The data:

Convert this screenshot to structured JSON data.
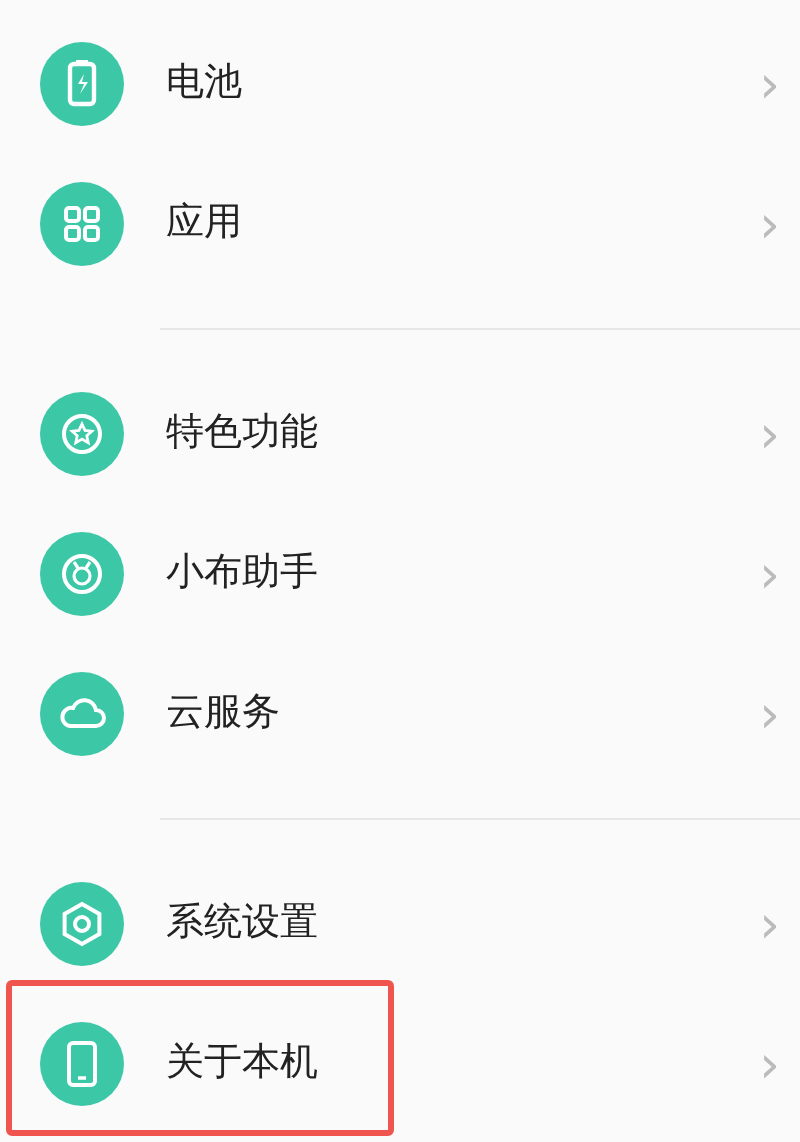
{
  "groups": [
    {
      "items": [
        {
          "kind": "battery",
          "label": "电池",
          "chevron": "›",
          "highlighted": false
        },
        {
          "kind": "apps",
          "label": "应用",
          "chevron": "›",
          "highlighted": false
        }
      ]
    },
    {
      "items": [
        {
          "kind": "star",
          "label": "特色功能",
          "chevron": "›",
          "highlighted": false
        },
        {
          "kind": "assistant",
          "label": "小布助手",
          "chevron": "›",
          "highlighted": false
        },
        {
          "kind": "cloud",
          "label": "云服务",
          "chevron": "›",
          "highlighted": false
        }
      ]
    },
    {
      "items": [
        {
          "kind": "settings",
          "label": "系统设置",
          "chevron": "›",
          "highlighted": false
        },
        {
          "kind": "phone",
          "label": "关于本机",
          "chevron": "›",
          "highlighted": true
        }
      ]
    }
  ]
}
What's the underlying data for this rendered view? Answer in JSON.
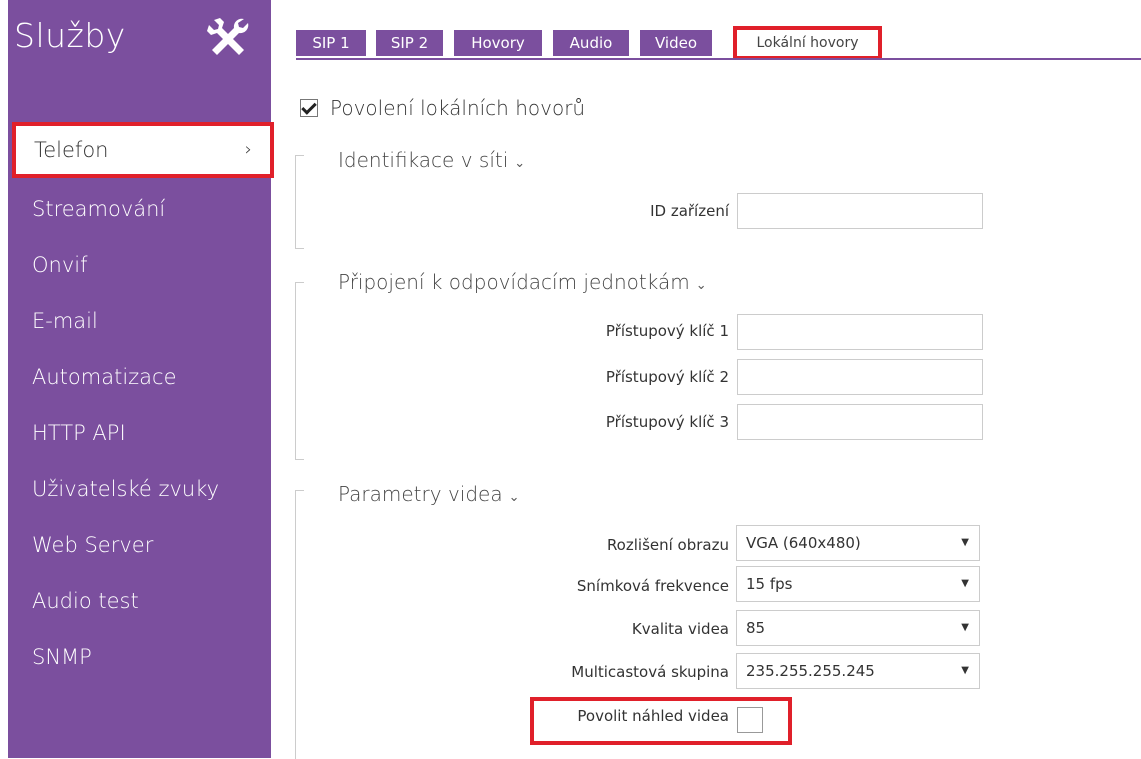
{
  "sidebar": {
    "title": "Služby",
    "tools_icon": "tools-icon",
    "items": [
      {
        "label": "Telefon",
        "active": true
      },
      {
        "label": "Streamování"
      },
      {
        "label": "Onvif"
      },
      {
        "label": "E-mail"
      },
      {
        "label": "Automatizace"
      },
      {
        "label": "HTTP API"
      },
      {
        "label": "Uživatelské zvuky"
      },
      {
        "label": "Web Server"
      },
      {
        "label": "Audio test"
      },
      {
        "label": "SNMP"
      }
    ],
    "active_chevron": "›"
  },
  "tabs": [
    {
      "label": "SIP 1"
    },
    {
      "label": "SIP 2"
    },
    {
      "label": "Hovory"
    },
    {
      "label": "Audio"
    },
    {
      "label": "Video"
    },
    {
      "label": "Lokální hovory",
      "active": true
    }
  ],
  "enable_local_calls": {
    "label": "Povolení lokálních hovorů",
    "checked": true
  },
  "sections": {
    "network": {
      "title": "Identifikace v síti",
      "device_id_label": "ID zařízení",
      "device_id_value": ""
    },
    "responders": {
      "title": "Připojení k odpovídacím jednotkám",
      "key1_label": "Přístupový klíč 1",
      "key2_label": "Přístupový klíč 2",
      "key3_label": "Přístupový klíč 3"
    },
    "video": {
      "title": "Parametry videa",
      "resolution_label": "Rozlišení obrazu",
      "resolution_value": "VGA (640x480)",
      "framerate_label": "Snímková frekvence",
      "framerate_value": "15 fps",
      "quality_label": "Kvalita videa",
      "quality_value": "85",
      "multicast_label": "Multicastová skupina",
      "multicast_value": "235.255.255.245",
      "preview_label": "Povolit náhled videa",
      "preview_checked": false
    }
  },
  "caret": "⌄",
  "select_arrow": "▼",
  "colors": {
    "accent": "#7b4f9e",
    "highlight": "#e0202a"
  }
}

What is expected: Check each line above for the word "this", and copy the lines where it appears.

Exercise output:
Convert this screenshot to structured JSON data.
What's the underlying data for this rendered view? Answer in JSON.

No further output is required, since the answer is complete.